→ WHAT TO DO
Please write the listing below out again exactly, leaving every picture behind.

→ INPUT MATERIAL
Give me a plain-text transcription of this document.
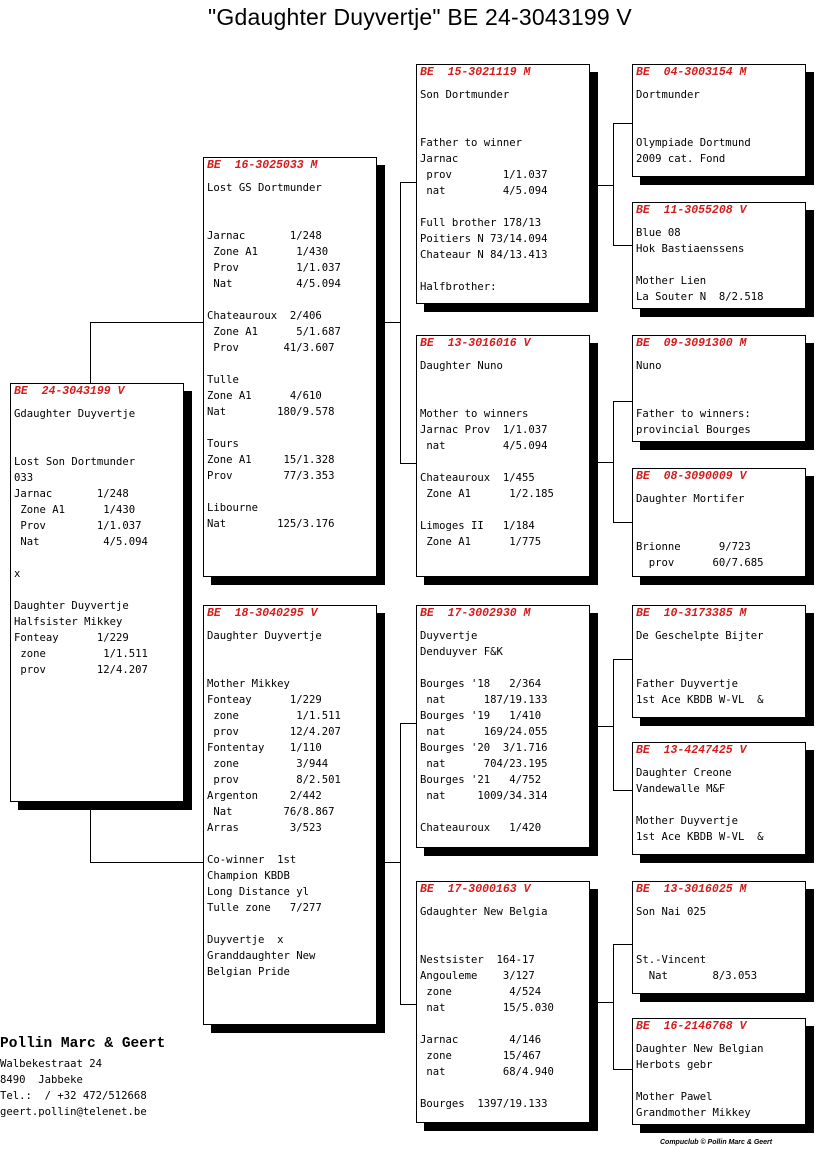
"Gdaughter Duyvertje" BE 24-3043199 V
BE  24-3043199 V
Gdaughter Duyvertje

Lost Son Dortmunder
033
Jarnac       1/248
Zone A1      1/430
Prov        1/1.037
Nat          4/5.094

x

Daughter Duyvertje
Halfsister Mikkey
Fonteay      1/229
zone         1/1.511
prov        12/4.207
BE  16-3025033 M
Lost GS Dortmunder

Jarnac       1/248
Zone A1      1/430
Prov         1/1.037
Nat          4/5.094

Chateauroux  2/406
Zone A1      5/1.687
Prov       41/3.607

Tulle
Zone A1      4/610
Nat        180/9.578

Tours
Zone A1     15/1.328
Prov        77/3.353

Libourne
Nat        125/3.176
BE  18-3040295 V
Daughter Duyvertje

Mother Mikkey
Fonteay      1/229
zone         1/1.511
prov        12/4.207
Fontentay    1/110
zone         3/944
prov         8/2.501
Argenton     2/442
Nat        76/8.867
Arras        3/523

Co-winner  1st
Champion KBDB
Long Distance yl
Tulle zone   7/277

Duyvertje  x
Granddaughter New
Belgian Pride
BE  15-3021119 M
Son Dortmunder

Father to winner
Jarnac
prov        1/1.037
nat         4/5.094

Full brother 178/13
Poitiers N 73/14.094
Chateaur N 84/13.413

Halfbrother:
BE  13-3016016 V
Daughter Nuno

Mother to winners
Jarnac Prov  1/1.037
nat         4/5.094

Chateauroux  1/455
Zone A1      1/2.185

Limoges II   1/184
Zone A1      1/775
BE  17-3002930 M
Duyvertje
Denduyver F&K

Bourges '18   2/364
nat      187/19.133
Bourges '19   1/410
nat      169/24.055
Bourges '20  3/1.716
nat      704/23.195
Bourges '21   4/752
nat     1009/34.314

Chateauroux   1/420
BE  17-3000163 V
Gdaughter New Belgia

Nestsister  164-17
Angouleme    3/127
zone         4/524
nat         15/5.030

Jarnac        4/146
zone        15/467
nat         68/4.940

Bourges  1397/19.133
BE  04-3003154 M
Dortmunder

Olympiade Dortmund
2009 cat. Fond
BE  11-3055208 V
Blue 08
Hok Bastiaenssens

Mother Lien
La Souter N  8/2.518
BE  09-3091300 M
Nuno

Father to winners:
provincial Bourges
BE  08-3090009 V
Daughter Mortifer

Brionne      9/723
prov      60/7.685
BE  10-3173385 M
De Geschelpte Bijter

Father Duyvertje
1st Ace KBDB W-VL  &
BE  13-4247425 V
Daughter Creone
Vandewalle M&F

Mother Duyvertje
1st Ace KBDB W-VL  &
BE  13-3016025 M
Son Nai 025

St.-Vincent
Nat       8/3.053
BE  16-2146768 V
Daughter New Belgian
Herbots gebr

Mother Pawel
Grandmother Mikkey
Pollin Marc & Geert
Walbekestraat 24
8490  Jabbeke
Tel.:  / +32 472/512668
geert.pollin@telenet.be
Compuclub © Pollin Marc & Geert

→ THE OUTPUT
Give me a plain-text transcription of this document.
"Gdaughter Duyvertje" BE 24-3043199 V
BE  24-3043199 V
Gdaughter Duyvertje

Lost Son Dortmunder
033
Jarnac       1/248
Zone A1      1/430
Prov        1/1.037
Nat          4/5.094

x

Daughter Duyvertje
Halfsister Mikkey
Fonteay      1/229
zone         1/1.511
prov        12/4.207
BE  16-3025033 M
Lost GS Dortmunder

Jarnac       1/248
Zone A1      1/430
Prov         1/1.037
Nat          4/5.094

Chateauroux  2/406
Zone A1      5/1.687
Prov       41/3.607

Tulle
Zone A1      4/610
Nat        180/9.578

Tours
Zone A1     15/1.328
Prov        77/3.353

Libourne
Nat        125/3.176
BE  18-3040295 V
Daughter Duyvertje

Mother Mikkey
Fonteay      1/229
zone         1/1.511
prov        12/4.207
Fontentay    1/110
zone         3/944
prov         8/2.501
Argenton     2/442
Nat        76/8.867
Arras        3/523

Co-winner  1st
Champion KBDB
Long Distance yl
Tulle zone   7/277

Duyvertje  x
Granddaughter New
Belgian Pride
BE  15-3021119 M
Son Dortmunder

Father to winner
Jarnac
prov        1/1.037
nat         4/5.094

Full brother 178/13
Poitiers N 73/14.094
Chateaur N 84/13.413

Halfbrother:
BE  13-3016016 V
Daughter Nuno

Mother to winners
Jarnac Prov  1/1.037
nat         4/5.094

Chateauroux  1/455
Zone A1      1/2.185

Limoges II   1/184
Zone A1      1/775
BE  17-3002930 M
Duyvertje
Denduyver F&K

Bourges '18   2/364
nat      187/19.133
Bourges '19   1/410
nat      169/24.055
Bourges '20  3/1.716
nat      704/23.195
Bourges '21   4/752
nat     1009/34.314

Chateauroux   1/420
BE  17-3000163 V
Gdaughter New Belgia

Nestsister  164-17
Angouleme    3/127
zone         4/524
nat         15/5.030

Jarnac        4/146
zone        15/467
nat         68/4.940

Bourges  1397/19.133
BE  04-3003154 M
Dortmunder

Olympiade Dortmund
2009 cat. Fond
BE  11-3055208 V
Blue 08
Hok Bastiaenssens

Mother Lien
La Souter N  8/2.518
BE  09-3091300 M
Nuno

Father to winners:
provincial Bourges
BE  08-3090009 V
Daughter Mortifer

Brionne      9/723
prov      60/7.685
BE  10-3173385 M
De Geschelpte Bijter

Father Duyvertje
1st Ace KBDB W-VL  &
BE  13-4247425 V
Daughter Creone
Vandewalle M&F

Mother Duyvertje
1st Ace KBDB W-VL  &
BE  13-3016025 M
Son Nai 025

St.-Vincent
Nat       8/3.053
BE  16-2146768 V
Daughter New Belgian
Herbots gebr

Mother Pawel
Grandmother Mikkey
Pollin Marc & Geert
Walbekestraat 24
8490  Jabbeke
Tel.:  / +32 472/512668
geert.pollin@telenet.be
Compuclub © Pollin Marc & Geert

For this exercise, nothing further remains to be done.